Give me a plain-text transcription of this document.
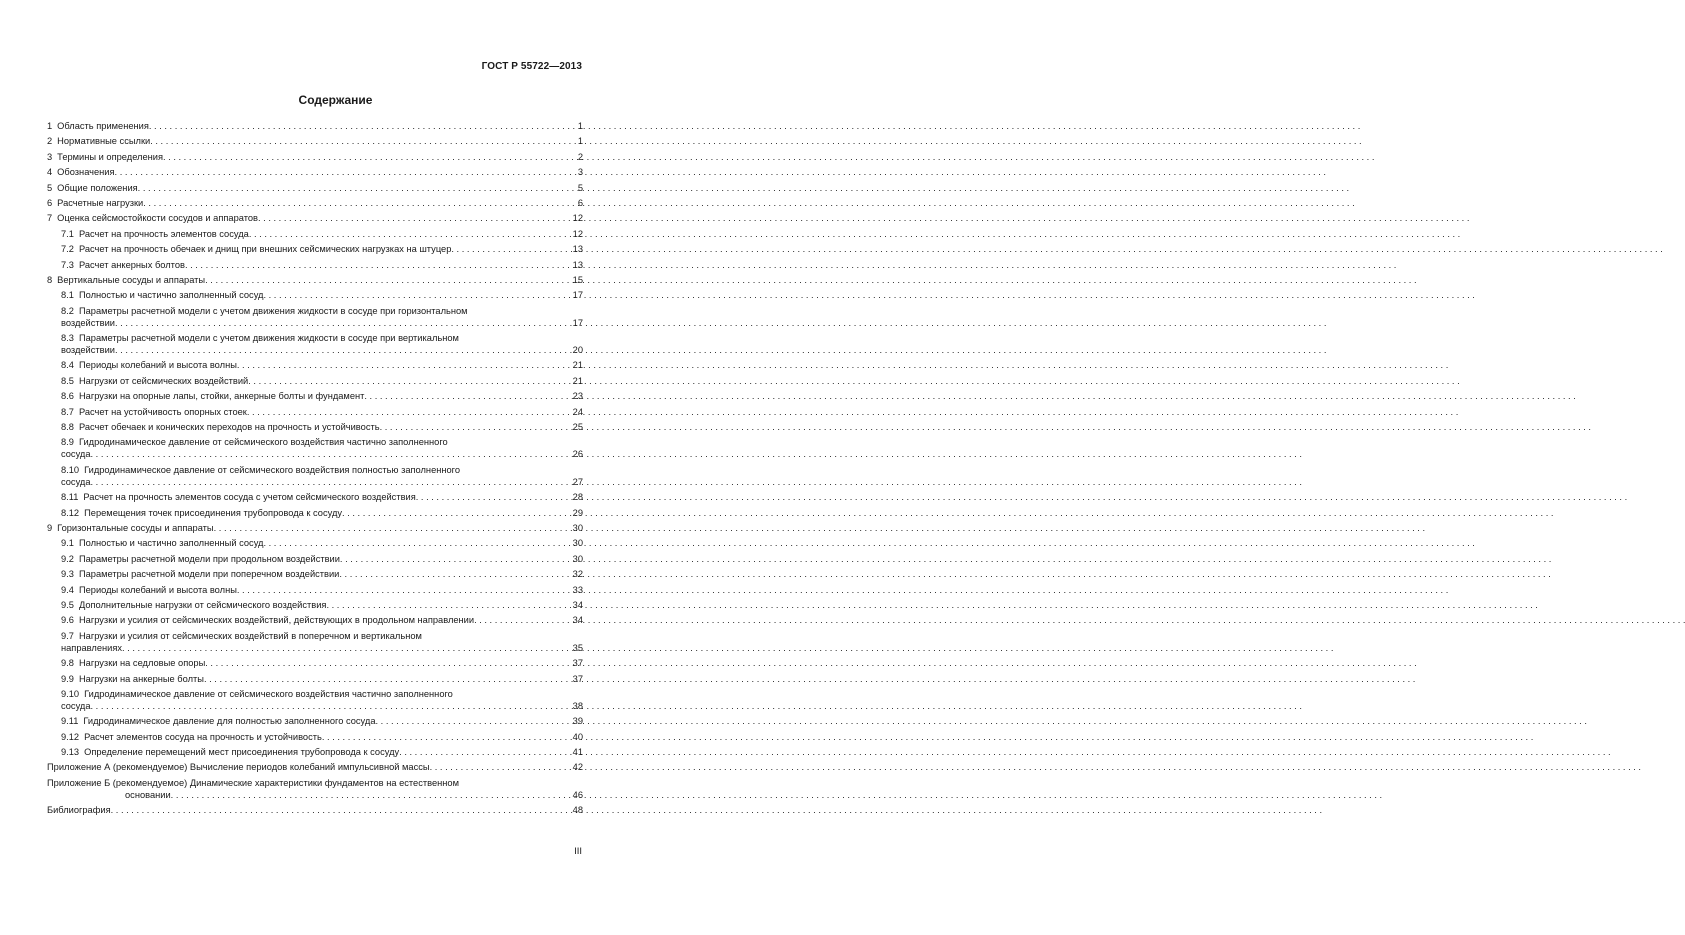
ГОСТ Р 55722—2013
Содержание
1 Область применения . . .	1
2 Нормативные ссылки . . .	1
3 Термины и определения . . .	2
4 Обозначения . . .	3
5 Общие положения . . .	5
6 Расчетные нагрузки . . .	6
7 Оценка сейсмостойкости сосудов и аппаратов . . .	12
7.1 Расчет на прочность элементов сосуда . . .	12
7.2 Расчет на прочность обечаек и днищ при внешних сейсмических нагрузках на штуцер . . .	13
7.3 Расчет анкерных болтов . . .	13
8 Вертикальные сосуды и аппараты . . .	15
8.1 Полностью и частично заполненный сосуд . . .	17
8.2 Параметры расчетной модели с учетом движения жидкости в сосуде при горизонтальном
воздействии . . .	17
8.3 Параметры расчетной модели с учетом движения жидкости в сосуде при вертикальном
воздействии . . .	20
8.4 Периоды колебаний и высота волны . . .	21
8.5 Нагрузки от сейсмических воздействий . . .	21
8.6 Нагрузки на опорные лапы, стойки, анкерные болты и фундамент . . .	23
8.7 Расчет на устойчивость опорных стоек . . .	24
8.8 Расчет обечаек и конических переходов на прочность и устойчивость . . .	25
8.9 Гидродинамическое давление от сейсмического воздействия частично заполненного
сосуда . . .	26
8.10 Гидродинамическое давление от сейсмического воздействия полностью заполненного
сосуда . . .	27
8.11 Расчет на прочность элементов сосуда с учетом сейсмического воздействия . . .	28
8.12 Перемещения точек присоединения трубопровода к сосуду . . .	29
9 Горизонтальные сосуды и аппараты . . .	30
9.1 Полностью и частично заполненный сосуд . . .	30
9.2 Параметры расчетной модели при продольном воздействии . . .	30
9.3 Параметры расчетной модели при поперечном воздействии . . .	32
9.4 Периоды колебаний и высота волны . . .	33
9.5 Дополнительные нагрузки от сейсмического воздействия . . .	34
9.6 Нагрузки и усилия от сейсмических воздействий, действующих в продольном направлении . . .	34
9.7 Нагрузки и усилия от сейсмических воздействий в поперечном и вертикальном
направлениях . . .	35
9.8 Нагрузки на седловые опоры . . .	37
9.9 Нагрузки на анкерные болты . . .	37
9.10 Гидродинамическое давление от сейсмического воздействия частично заполненного
сосуда . . .	38
9.11 Гидродинамическое давление для полностью заполненного сосуда . . .	39
9.12 Расчет элементов сосуда на прочность и устойчивость . . .	40
9.13 Определение перемещений мест присоединения трубопровода к сосуду . . .	41
Приложение А (рекомендуемое) Вычисление периодов колебаний импульсивной массы . . .	42
Приложение Б (рекомендуемое) Динамические характеристики фундаментов на естественном
основании . . .	46
Библиография . . .	48
III
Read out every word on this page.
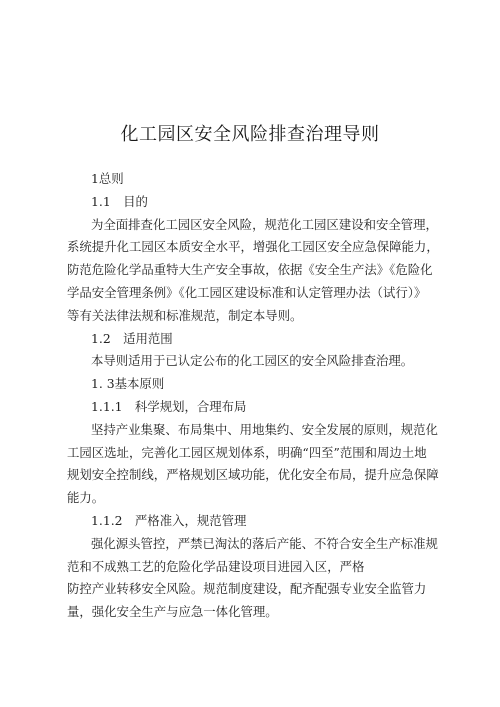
化工园区安全风险排查治理导则

1总则

1.1　目的

为全面排查化工园区安全风险，规范化工园区建设和安全管理，

系统提升化工园区本质安全水平，增强化工园区安全应急保障能力，

防范危险化学品重特大生产安全事故，依据《安全生产法》《危险化

学品安全管理条例》《化工园区建设标准和认定管理办法（试行）》

等有关法律法规和标准规范，制定本导则。

1.2　适用范围

本导则适用于已认定公布的化工园区的安全风险排查治理。

1. 3基本原则

1.1.1　科学规划，合理布局

坚持产业集聚、布局集中、用地集约、安全发展的原则，规范化

工园区选址，完善化工园区规划体系，明确“四至”范围和周边土地

规划安全控制线，严格规划区域功能，优化安全布局，提升应急保障

能力。

1.1.2　严格准入，规范管理

强化源头管控，严禁已淘汰的落后产能、不符合安全生产标准规

范和不成熟工艺的危险化学品建设项目进园入区，严格

防控产业转移安全风险。规范制度建设，配齐配强专业安全监管力

量，强化安全生产与应急一体化管理。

====

Copy every record above exactly, leaving out any pictures.

### Result for this exercise
Give me a plain-text transcription of this document.
ГОСТ Р 55722—2013
Содержание
1 Область применения . . .	1
2 Нормативные ссылки . . .	1
3 Термины и определения . . .	2
4 Обозначения . . .	3
5 Общие положения . . .	5
6 Расчетные нагрузки . . .	6
7 Оценка сейсмостойкости сосудов и аппаратов . . .	12
7.1 Расчет на прочность элементов сосуда . . .	12
7.2 Расчет на прочность обечаек и днищ при внешних сейсмических нагрузках на штуцер . . .	13
7.3 Расчет анкерных болтов . . .	13
8 Вертикальные сосуды и аппараты . . .	15
8.1 Полностью и частично заполненный сосуд . . .	17
8.2 Параметры расчетной модели с учетом движения жидкости в сосуде при горизонтальном
воздействии . . .	17
8.3 Параметры расчетной модели с учетом движения жидкости в сосуде при вертикальном
воздействии . . .	20
8.4 Периоды колебаний и высота волны . . .	21
8.5 Нагрузки от сейсмических воздействий . . .	21
8.6 Нагрузки на опорные лапы, стойки, анкерные болты и фундамент . . .	23
8.7 Расчет на устойчивость опорных стоек . . .	24
8.8 Расчет обечаек и конических переходов на прочность и устойчивость . . .	25
8.9 Гидродинамическое давление от сейсмического воздействия частично заполненного
сосуда . . .	26
8.10 Гидродинамическое давление от сейсмического воздействия полностью заполненного
сосуда . . .	27
8.11 Расчет на прочность элементов сосуда с учетом сейсмического воздействия . . .	28
8.12 Перемещения точек присоединения трубопровода к сосуду . . .	29
9 Горизонтальные сосуды и аппараты . . .	30
9.1 Полностью и частично заполненный сосуд . . .	30
9.2 Параметры расчетной модели при продольном воздействии . . .	30
9.3 Параметры расчетной модели при поперечном воздействии . . .	32
9.4 Периоды колебаний и высота волны . . .	33
9.5 Дополнительные нагрузки от сейсмического воздействия . . .	34
9.6 Нагрузки и усилия от сейсмических воздействий, действующих в продольном направлении . . .	34
9.7 Нагрузки и усилия от сейсмических воздействий в поперечном и вертикальном
направлениях . . .	35
9.8 Нагрузки на седловые опоры . . .	37
9.9 Нагрузки на анкерные болты . . .	37
9.10 Гидродинамическое давление от сейсмического воздействия частично заполненного
сосуда . . .	38
9.11 Гидродинамическое давление для полностью заполненного сосуда . . .	39
9.12 Расчет элементов сосуда на прочность и устойчивость . . .	40
9.13 Определение перемещений мест присоединения трубопровода к сосуду . . .	41
Приложение А (рекомендуемое) Вычисление периодов колебаний импульсивной массы . . .	42
Приложение Б (рекомендуемое) Динамические характеристики фундаментов на естественном
основании . . .	46
Библиография . . .	48
III
Read out every word on this page.
化工园区安全风险排查治理导则

1总则

1.1　目的

为全面排查化工园区安全风险，规范化工园区建设和安全管理，

系统提升化工园区本质安全水平，增强化工园区安全应急保障能力，

防范危险化学品重特大生产安全事故，依据《安全生产法》《危险化

学品安全管理条例》《化工园区建设标准和认定管理办法（试行）》

等有关法律法规和标准规范，制定本导则。

1.2　适用范围

本导则适用于已认定公布的化工园区的安全风险排查治理。

1. 3基本原则

1.1.1　科学规划，合理布局

坚持产业集聚、布局集中、用地集约、安全发展的原则，规范化

工园区选址，完善化工园区规划体系，明确“四至”范围和周边土地

规划安全控制线，严格规划区域功能，优化安全布局，提升应急保障

能力。

1.1.2　严格准入，规范管理

强化源头管控，严禁已淘汰的落后产能、不符合安全生产标准规

范和不成熟工艺的危险化学品建设项目进园入区，严格

防控产业转移安全风险。规范制度建设，配齐配强专业安全监管力

量，强化安全生产与应急一体化管理。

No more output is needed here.